GIVEN PROBLEM:
Reproduce the material word for word; the images stay out.
** Begin MATERIAL TO PROCESS **
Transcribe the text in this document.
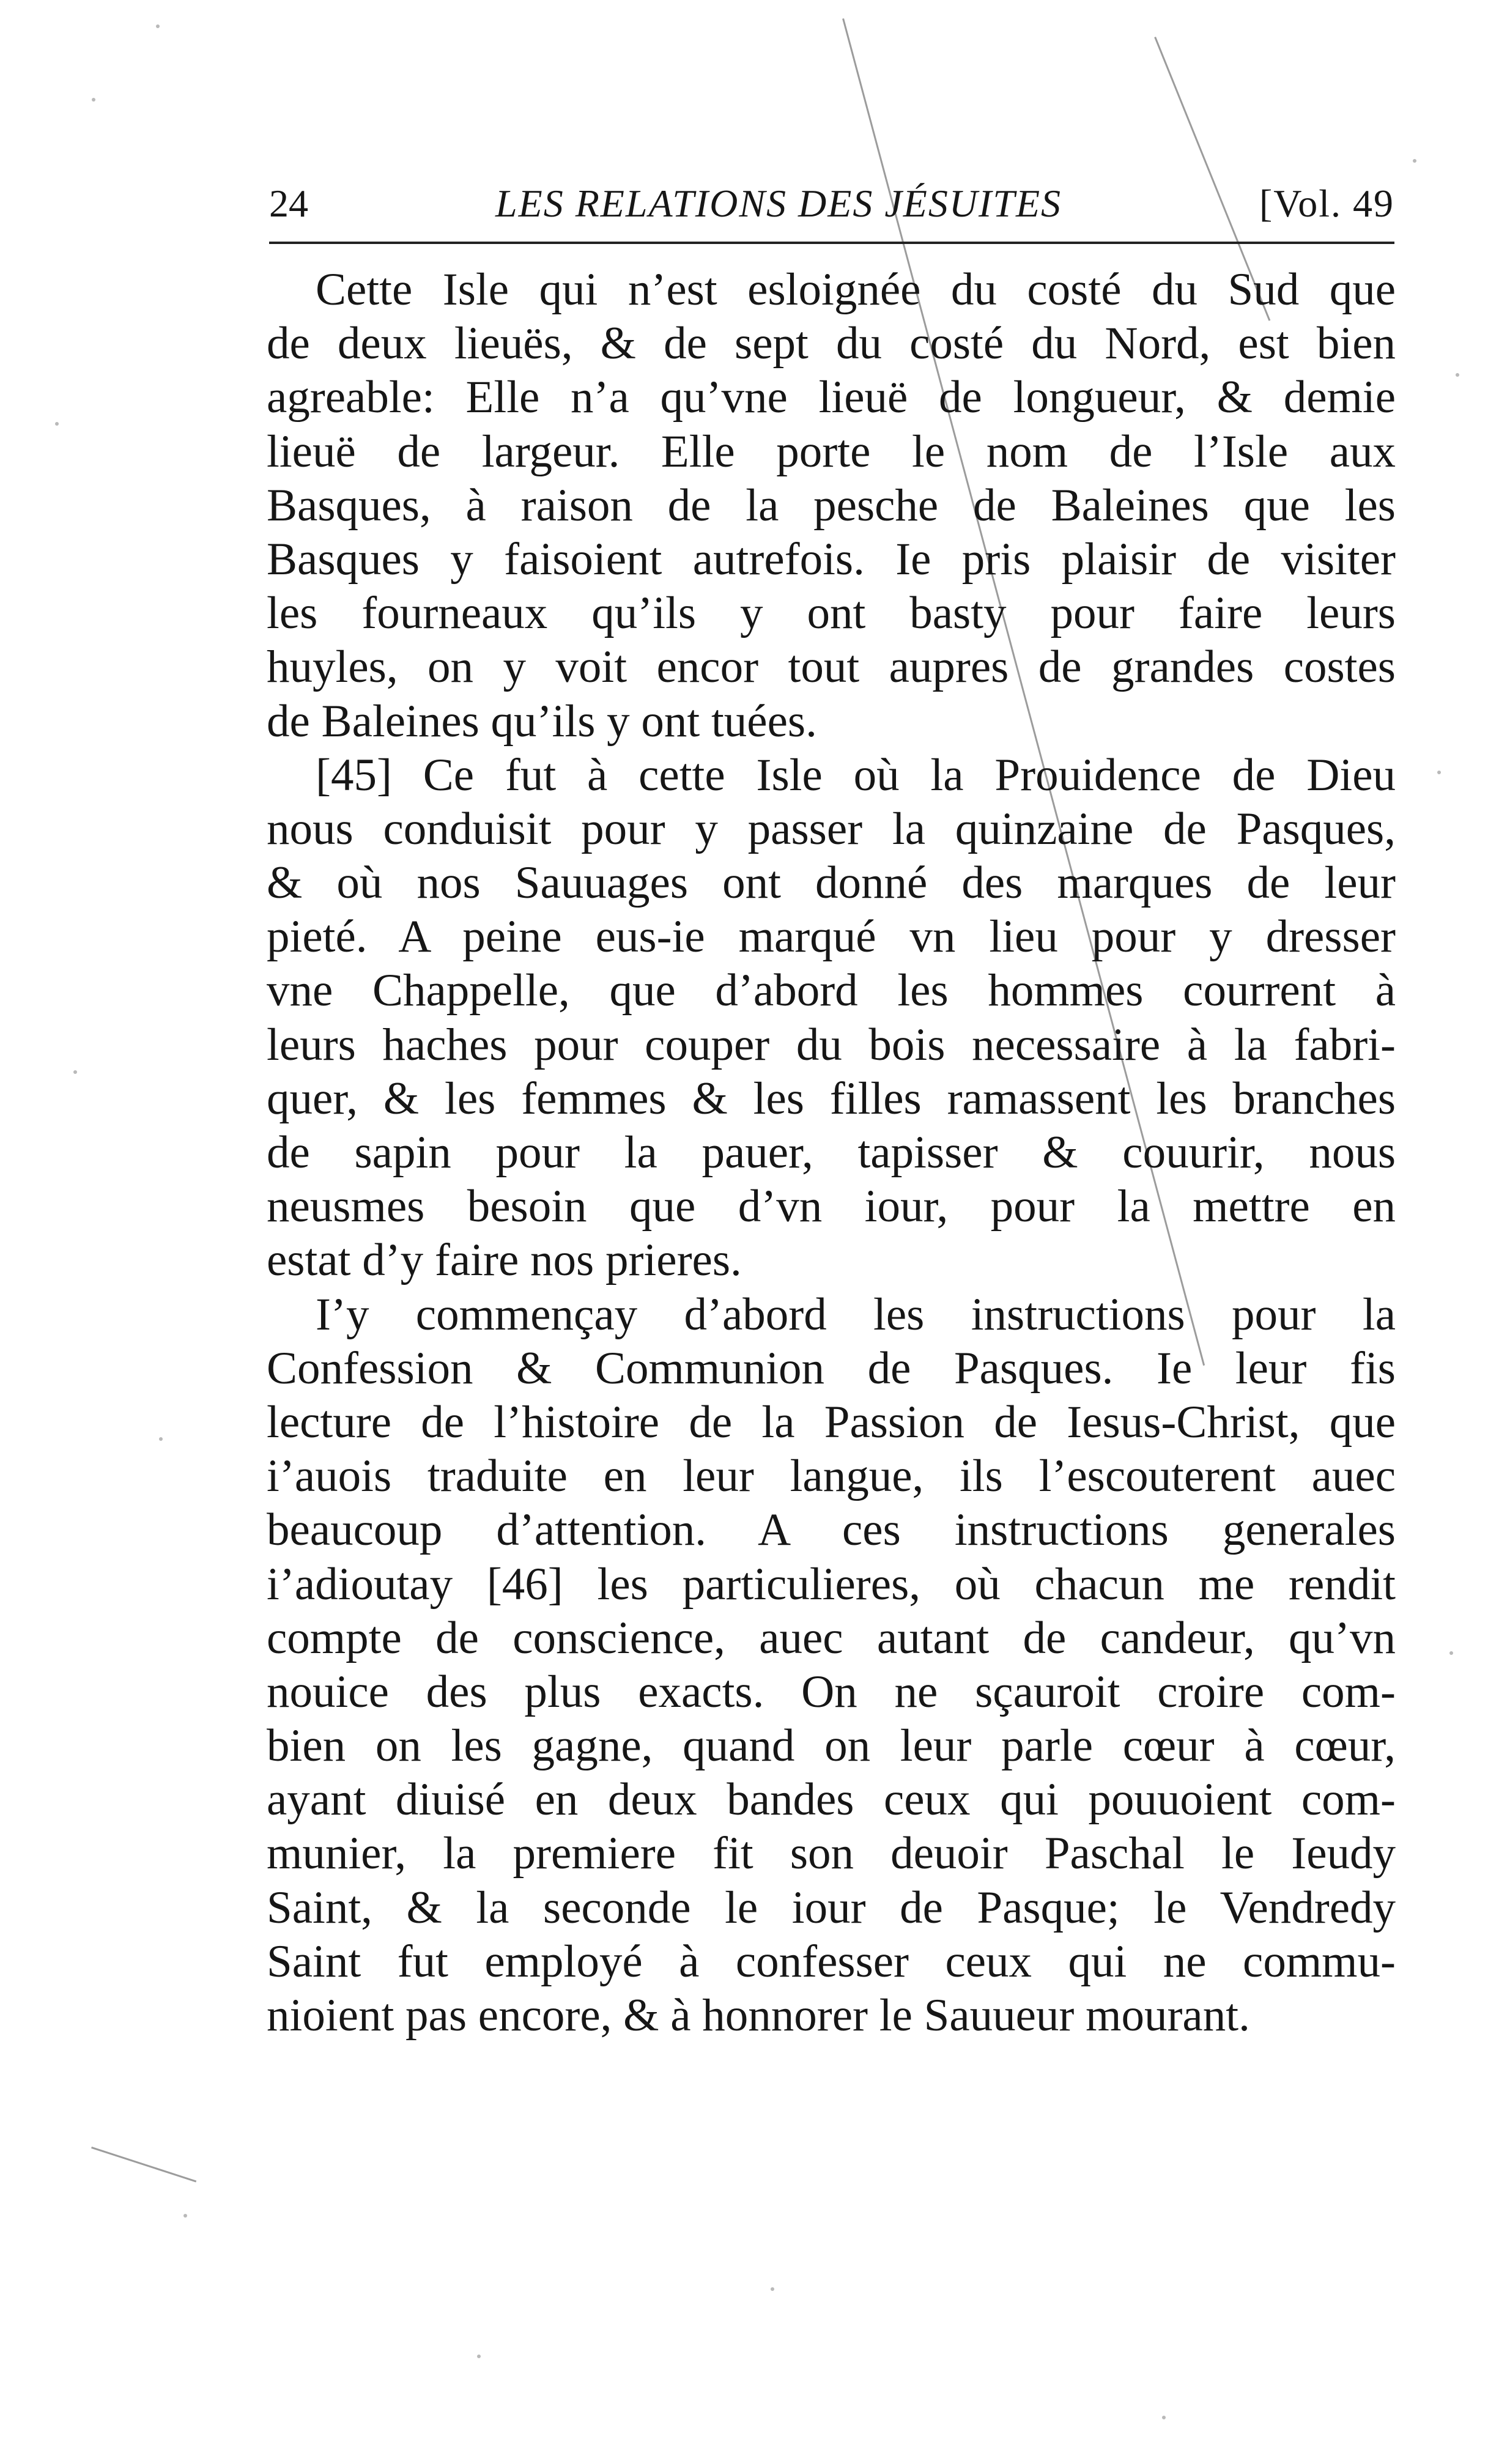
24	LES RELATIONS DES JÉSUITES	[Vol. 49
Cette Isle qui n’est esloignée du costé du Sud que
de deux lieuës, & de sept du costé du Nord, est bien
agreable: Elle n’a qu’vne lieuë de longueur, & demie
lieuë de largeur. Elle porte le nom de l’Isle aux
Basques, à raison de la pesche de Baleines que les
Basques y faisoient autrefois. Ie pris plaisir de visiter
les fourneaux qu’ils y ont basty pour faire leurs
huyles, on y voit encor tout aupres de grandes costes
de Baleines qu’ils y ont tuées.
[45] Ce fut à cette Isle où la Prouidence de Dieu
nous conduisit pour y passer la quinzaine de Pasques,
& où nos Sauuages ont donné des marques de leur
pieté. A peine eus-ie marqué vn lieu pour y dresser
vne Chappelle, que d’abord les hommes courrent à
leurs haches pour couper du bois necessaire à la fabri-
quer, & les femmes & les filles ramassent les branches
de sapin pour la pauer, tapisser & couurir, nous
neusmes besoin que d’vn iour, pour la mettre en
estat d’y faire nos prieres.
I’y commençay d’abord les instructions pour la
Confession & Communion de Pasques. Ie leur fis
lecture de l’histoire de la Passion de Iesus-Christ, que
i’auois traduite en leur langue, ils l’escouterent auec
beaucoup d’attention. A ces instructions generales
i’adioutay [46] les particulieres, où chacun me rendit
compte de conscience, auec autant de candeur, qu’vn
nouice des plus exacts. On ne sçauroit croire com-
bien on les gagne, quand on leur parle cœur à cœur,
ayant diuisé en deux bandes ceux qui pouuoient com-
munier, la premiere fit son deuoir Paschal le Ieudy
Saint, & la seconde le iour de Pasque; le Vendredy
Saint fut employé à confesser ceux qui ne commu-
nioient pas encore, & à honnorer le Sauueur mourant.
** End MATERIAL TO PROCESS **
EXERCISE ANSWER:
Transcribe the text in this document.
24	LES RELATIONS DES JÉSUITES	[Vol. 49
Cette Isle qui n’est esloignée du costé du Sud que
de deux lieuës, & de sept du costé du Nord, est bien
agreable: Elle n’a qu’vne lieuë de longueur, & demie
lieuë de largeur. Elle porte le nom de l’Isle aux
Basques, à raison de la pesche de Baleines que les
Basques y faisoient autrefois. Ie pris plaisir de visiter
les fourneaux qu’ils y ont basty pour faire leurs
huyles, on y voit encor tout aupres de grandes costes
de Baleines qu’ils y ont tuées.
[45] Ce fut à cette Isle où la Prouidence de Dieu
nous conduisit pour y passer la quinzaine de Pasques,
& où nos Sauuages ont donné des marques de leur
pieté. A peine eus-ie marqué vn lieu pour y dresser
vne Chappelle, que d’abord les hommes courrent à
leurs haches pour couper du bois necessaire à la fabri-
quer, & les femmes & les filles ramassent les branches
de sapin pour la pauer, tapisser & couurir, nous
neusmes besoin que d’vn iour, pour la mettre en
estat d’y faire nos prieres.
I’y commençay d’abord les instructions pour la
Confession & Communion de Pasques. Ie leur fis
lecture de l’histoire de la Passion de Iesus-Christ, que
i’auois traduite en leur langue, ils l’escouterent auec
beaucoup d’attention. A ces instructions generales
i’adioutay [46] les particulieres, où chacun me rendit
compte de conscience, auec autant de candeur, qu’vn
nouice des plus exacts. On ne sçauroit croire com-
bien on les gagne, quand on leur parle cœur à cœur,
ayant diuisé en deux bandes ceux qui pouuoient com-
munier, la premiere fit son deuoir Paschal le Ieudy
Saint, & la seconde le iour de Pasque; le Vendredy
Saint fut employé à confesser ceux qui ne commu-
nioient pas encore, & à honnorer le Sauueur mourant.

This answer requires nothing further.